[Task prompt]
Filter the records below and copy every line containing the word "整理汇总".

[Given data]
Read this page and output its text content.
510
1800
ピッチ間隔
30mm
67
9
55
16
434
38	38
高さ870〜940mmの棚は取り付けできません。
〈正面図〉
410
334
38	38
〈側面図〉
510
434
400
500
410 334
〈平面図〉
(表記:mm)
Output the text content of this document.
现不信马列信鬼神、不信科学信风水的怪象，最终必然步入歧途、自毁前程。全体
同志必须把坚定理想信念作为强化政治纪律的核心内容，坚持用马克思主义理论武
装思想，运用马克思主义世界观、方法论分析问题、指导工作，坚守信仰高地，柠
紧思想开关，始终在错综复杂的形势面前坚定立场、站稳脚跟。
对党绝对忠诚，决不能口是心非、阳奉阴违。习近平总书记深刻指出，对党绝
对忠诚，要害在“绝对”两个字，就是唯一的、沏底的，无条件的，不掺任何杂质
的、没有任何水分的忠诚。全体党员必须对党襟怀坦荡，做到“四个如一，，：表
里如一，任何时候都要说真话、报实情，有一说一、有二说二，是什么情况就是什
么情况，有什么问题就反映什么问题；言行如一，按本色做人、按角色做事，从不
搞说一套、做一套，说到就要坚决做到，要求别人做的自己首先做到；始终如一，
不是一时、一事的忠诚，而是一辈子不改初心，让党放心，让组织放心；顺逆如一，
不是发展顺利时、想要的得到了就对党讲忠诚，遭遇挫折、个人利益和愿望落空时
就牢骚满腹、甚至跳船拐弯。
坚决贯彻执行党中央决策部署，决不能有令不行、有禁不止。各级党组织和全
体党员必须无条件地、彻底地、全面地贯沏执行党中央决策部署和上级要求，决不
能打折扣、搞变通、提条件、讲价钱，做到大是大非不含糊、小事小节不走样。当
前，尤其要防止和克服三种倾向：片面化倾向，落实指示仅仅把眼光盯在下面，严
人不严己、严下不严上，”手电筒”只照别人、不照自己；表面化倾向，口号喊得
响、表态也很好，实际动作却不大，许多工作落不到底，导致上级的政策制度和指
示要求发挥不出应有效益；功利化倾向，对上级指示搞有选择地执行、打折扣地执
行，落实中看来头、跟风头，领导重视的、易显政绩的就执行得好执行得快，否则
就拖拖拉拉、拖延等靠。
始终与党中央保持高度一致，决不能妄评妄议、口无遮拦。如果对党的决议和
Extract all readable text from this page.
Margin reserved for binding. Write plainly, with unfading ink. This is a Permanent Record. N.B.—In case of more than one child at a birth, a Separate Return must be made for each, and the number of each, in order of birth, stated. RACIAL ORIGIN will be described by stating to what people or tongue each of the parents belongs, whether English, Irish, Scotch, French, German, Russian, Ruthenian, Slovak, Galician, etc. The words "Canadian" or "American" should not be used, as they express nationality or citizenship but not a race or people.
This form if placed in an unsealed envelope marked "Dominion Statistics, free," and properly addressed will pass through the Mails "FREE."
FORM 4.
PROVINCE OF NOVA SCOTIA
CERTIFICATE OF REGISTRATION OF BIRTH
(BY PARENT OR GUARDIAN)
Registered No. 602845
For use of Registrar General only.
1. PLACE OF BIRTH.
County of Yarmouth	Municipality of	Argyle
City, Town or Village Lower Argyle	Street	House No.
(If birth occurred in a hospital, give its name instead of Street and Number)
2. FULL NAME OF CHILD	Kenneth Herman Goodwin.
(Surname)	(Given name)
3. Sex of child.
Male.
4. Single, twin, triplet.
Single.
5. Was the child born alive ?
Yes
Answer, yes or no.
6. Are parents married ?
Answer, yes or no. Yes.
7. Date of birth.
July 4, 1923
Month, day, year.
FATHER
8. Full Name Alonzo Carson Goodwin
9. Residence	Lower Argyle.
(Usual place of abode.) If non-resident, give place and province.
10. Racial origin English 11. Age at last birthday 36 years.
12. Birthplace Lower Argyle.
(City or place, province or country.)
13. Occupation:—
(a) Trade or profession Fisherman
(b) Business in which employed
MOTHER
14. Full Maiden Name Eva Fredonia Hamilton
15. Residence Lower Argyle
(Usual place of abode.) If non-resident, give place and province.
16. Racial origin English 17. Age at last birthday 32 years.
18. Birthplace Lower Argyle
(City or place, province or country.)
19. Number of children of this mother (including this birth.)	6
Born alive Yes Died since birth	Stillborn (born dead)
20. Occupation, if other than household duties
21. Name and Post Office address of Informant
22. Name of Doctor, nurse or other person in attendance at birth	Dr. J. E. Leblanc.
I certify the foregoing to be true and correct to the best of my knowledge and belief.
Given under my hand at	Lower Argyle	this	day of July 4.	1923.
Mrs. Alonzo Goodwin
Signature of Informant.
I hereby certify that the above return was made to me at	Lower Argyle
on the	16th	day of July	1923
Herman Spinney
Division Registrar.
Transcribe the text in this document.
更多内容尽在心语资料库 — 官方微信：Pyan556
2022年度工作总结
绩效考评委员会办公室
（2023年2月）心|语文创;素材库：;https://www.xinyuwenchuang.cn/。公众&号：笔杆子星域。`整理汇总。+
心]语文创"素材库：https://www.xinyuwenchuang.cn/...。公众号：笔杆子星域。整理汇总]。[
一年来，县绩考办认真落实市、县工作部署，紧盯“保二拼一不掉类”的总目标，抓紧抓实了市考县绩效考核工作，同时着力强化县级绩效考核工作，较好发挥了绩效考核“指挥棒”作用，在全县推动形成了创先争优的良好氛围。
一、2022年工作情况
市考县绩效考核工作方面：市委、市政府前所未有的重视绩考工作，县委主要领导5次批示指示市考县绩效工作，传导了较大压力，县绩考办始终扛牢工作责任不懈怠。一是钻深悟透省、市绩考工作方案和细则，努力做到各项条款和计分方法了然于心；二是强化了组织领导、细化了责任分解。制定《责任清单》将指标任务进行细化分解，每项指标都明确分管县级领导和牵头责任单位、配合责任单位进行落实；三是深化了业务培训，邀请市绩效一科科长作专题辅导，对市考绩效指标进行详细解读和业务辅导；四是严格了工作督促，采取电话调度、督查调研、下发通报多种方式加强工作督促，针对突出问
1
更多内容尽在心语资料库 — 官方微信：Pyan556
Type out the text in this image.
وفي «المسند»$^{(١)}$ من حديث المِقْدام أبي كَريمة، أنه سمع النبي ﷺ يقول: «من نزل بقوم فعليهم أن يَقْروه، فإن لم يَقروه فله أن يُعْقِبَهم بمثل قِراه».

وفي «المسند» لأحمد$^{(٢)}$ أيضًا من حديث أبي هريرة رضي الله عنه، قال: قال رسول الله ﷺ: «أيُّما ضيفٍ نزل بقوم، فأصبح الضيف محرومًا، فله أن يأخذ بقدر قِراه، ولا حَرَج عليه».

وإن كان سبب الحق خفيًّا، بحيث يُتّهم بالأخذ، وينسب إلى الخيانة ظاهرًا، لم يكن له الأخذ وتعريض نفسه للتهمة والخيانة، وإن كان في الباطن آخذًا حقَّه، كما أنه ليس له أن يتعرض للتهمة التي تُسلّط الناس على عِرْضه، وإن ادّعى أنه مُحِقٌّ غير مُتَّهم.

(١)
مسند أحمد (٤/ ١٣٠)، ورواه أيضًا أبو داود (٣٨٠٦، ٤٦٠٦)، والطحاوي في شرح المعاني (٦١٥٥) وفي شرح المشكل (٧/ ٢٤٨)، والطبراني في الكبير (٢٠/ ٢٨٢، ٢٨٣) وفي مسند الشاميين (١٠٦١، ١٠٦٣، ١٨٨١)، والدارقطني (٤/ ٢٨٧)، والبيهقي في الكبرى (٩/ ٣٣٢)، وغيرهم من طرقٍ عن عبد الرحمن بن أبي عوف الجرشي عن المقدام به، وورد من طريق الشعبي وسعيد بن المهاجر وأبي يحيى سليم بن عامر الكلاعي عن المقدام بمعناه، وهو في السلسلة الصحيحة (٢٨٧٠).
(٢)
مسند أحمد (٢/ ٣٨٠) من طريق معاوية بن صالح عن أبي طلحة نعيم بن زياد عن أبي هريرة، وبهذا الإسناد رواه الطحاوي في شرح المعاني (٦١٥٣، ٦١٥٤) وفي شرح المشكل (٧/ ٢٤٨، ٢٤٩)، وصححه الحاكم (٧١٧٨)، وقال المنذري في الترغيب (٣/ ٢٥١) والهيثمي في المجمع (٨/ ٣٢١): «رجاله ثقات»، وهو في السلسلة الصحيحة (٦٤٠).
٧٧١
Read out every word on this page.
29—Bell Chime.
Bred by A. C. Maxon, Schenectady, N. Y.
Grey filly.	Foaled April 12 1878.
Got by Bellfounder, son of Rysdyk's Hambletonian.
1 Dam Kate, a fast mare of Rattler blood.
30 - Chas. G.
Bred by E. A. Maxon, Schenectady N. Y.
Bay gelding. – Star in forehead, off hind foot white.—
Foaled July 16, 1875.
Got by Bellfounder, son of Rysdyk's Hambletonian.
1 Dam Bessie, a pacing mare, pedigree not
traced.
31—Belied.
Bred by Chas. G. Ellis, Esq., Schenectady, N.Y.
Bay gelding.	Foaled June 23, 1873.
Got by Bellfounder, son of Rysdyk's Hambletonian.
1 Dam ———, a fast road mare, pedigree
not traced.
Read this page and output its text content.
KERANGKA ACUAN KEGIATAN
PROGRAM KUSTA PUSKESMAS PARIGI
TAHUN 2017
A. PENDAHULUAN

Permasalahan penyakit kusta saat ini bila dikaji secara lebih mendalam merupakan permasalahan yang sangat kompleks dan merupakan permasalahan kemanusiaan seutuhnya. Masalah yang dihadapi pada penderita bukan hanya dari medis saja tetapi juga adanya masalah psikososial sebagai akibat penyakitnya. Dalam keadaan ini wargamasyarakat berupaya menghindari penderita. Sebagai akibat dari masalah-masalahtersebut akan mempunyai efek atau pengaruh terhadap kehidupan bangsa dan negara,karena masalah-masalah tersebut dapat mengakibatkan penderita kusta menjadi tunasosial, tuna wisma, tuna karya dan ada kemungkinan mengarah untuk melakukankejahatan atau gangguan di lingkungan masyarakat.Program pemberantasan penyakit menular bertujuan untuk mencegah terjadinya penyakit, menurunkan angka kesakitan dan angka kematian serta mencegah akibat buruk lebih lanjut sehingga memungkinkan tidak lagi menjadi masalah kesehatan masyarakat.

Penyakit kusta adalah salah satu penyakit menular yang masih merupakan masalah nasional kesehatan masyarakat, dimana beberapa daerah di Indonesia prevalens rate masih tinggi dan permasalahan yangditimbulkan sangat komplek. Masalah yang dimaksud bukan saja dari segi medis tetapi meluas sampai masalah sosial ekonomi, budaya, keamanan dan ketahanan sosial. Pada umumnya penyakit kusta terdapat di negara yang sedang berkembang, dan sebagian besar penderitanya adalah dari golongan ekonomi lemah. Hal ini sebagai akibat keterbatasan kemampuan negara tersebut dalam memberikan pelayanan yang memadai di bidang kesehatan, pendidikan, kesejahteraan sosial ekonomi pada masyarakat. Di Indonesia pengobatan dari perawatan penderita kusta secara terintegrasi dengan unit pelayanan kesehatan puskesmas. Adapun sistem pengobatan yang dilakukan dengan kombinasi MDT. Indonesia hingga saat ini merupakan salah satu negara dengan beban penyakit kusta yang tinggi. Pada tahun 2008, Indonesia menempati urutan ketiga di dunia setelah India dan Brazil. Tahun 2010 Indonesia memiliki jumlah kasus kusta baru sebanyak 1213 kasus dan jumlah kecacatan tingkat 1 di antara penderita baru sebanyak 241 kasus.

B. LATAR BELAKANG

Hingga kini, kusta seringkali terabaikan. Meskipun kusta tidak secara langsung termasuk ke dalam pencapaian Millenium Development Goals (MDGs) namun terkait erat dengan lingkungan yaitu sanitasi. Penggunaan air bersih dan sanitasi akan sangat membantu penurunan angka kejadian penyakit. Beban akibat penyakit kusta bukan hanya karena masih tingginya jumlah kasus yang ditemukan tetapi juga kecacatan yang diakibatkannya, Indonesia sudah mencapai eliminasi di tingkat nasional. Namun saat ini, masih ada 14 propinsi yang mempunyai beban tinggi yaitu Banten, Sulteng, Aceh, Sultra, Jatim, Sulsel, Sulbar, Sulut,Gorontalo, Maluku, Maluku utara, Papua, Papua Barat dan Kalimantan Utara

[Correct answer]
（2023年2月）心|语文创;素材库：;https://www.xinyuwenchuang.cn/。公众&号：笔杆子星域。`整理汇总。+
心]语文创"素材库：https://www.xinyuwenchuang.cn/...。公众号：笔杆子星域。整理汇总]。[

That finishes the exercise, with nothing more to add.